**The exercise**: Omit every picture and write out the rest of the records exactly.

Stored records:
+ + + + + + +

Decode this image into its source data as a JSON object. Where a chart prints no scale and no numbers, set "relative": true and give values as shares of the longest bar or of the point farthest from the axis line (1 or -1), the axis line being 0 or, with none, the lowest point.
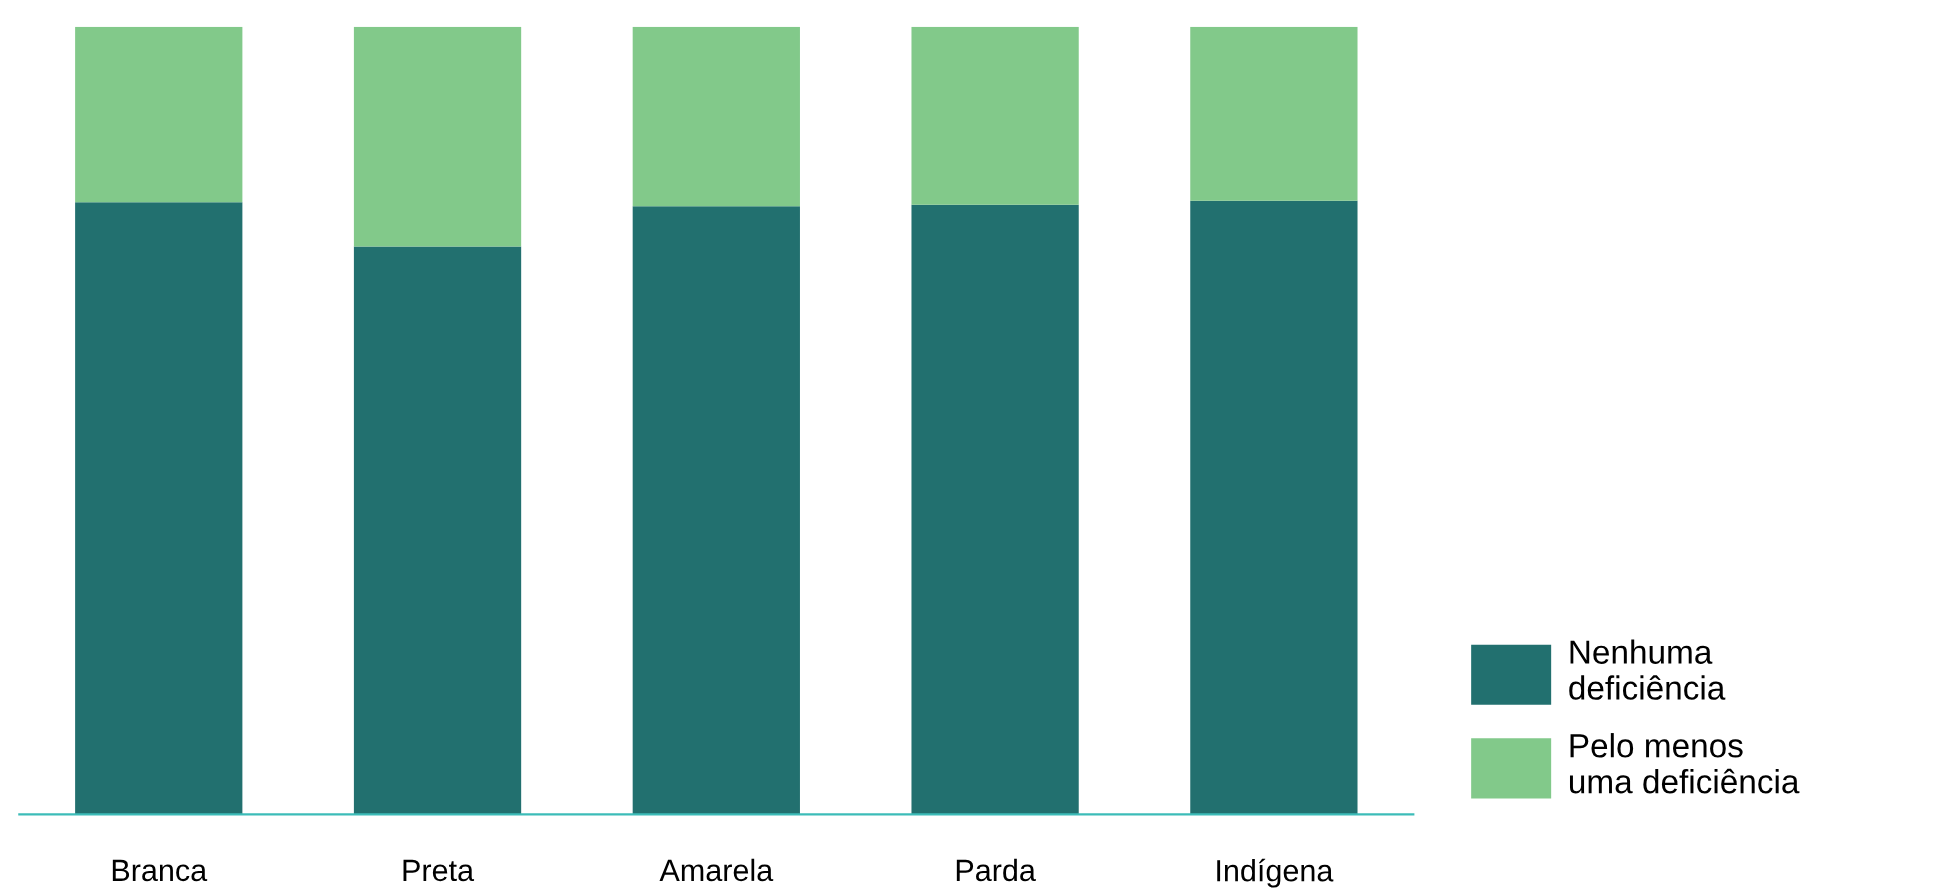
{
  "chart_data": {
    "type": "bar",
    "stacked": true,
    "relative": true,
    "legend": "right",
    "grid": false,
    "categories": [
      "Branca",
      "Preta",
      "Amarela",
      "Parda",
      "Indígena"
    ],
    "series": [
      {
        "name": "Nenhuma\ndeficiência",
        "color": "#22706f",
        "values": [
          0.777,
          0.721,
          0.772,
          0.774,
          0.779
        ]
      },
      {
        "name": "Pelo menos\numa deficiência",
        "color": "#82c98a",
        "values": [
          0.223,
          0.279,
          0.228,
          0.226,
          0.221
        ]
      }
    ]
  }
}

+ + + + + + +

**Output for this task**:
Decode this image into its source data as a JSON object. Where a chart prints no scale and no numbers, set "relative": true and give values as shares of the longest bar or of the point farthest from the axis line (1 or -1), the axis line being 0 or, with none, the lowest point.
{
  "chart_data": {
    "type": "bar",
    "stacked": true,
    "relative": true,
    "legend": "right",
    "grid": false,
    "categories": [
      "Branca",
      "Preta",
      "Amarela",
      "Parda",
      "Indígena"
    ],
    "series": [
      {
        "name": "Nenhuma\ndeficiência",
        "color": "#22706f",
        "values": [
          0.777,
          0.721,
          0.772,
          0.774,
          0.779
        ]
      },
      {
        "name": "Pelo menos\numa deficiência",
        "color": "#82c98a",
        "values": [
          0.223,
          0.279,
          0.228,
          0.226,
          0.221
        ]
      }
    ]
  }
}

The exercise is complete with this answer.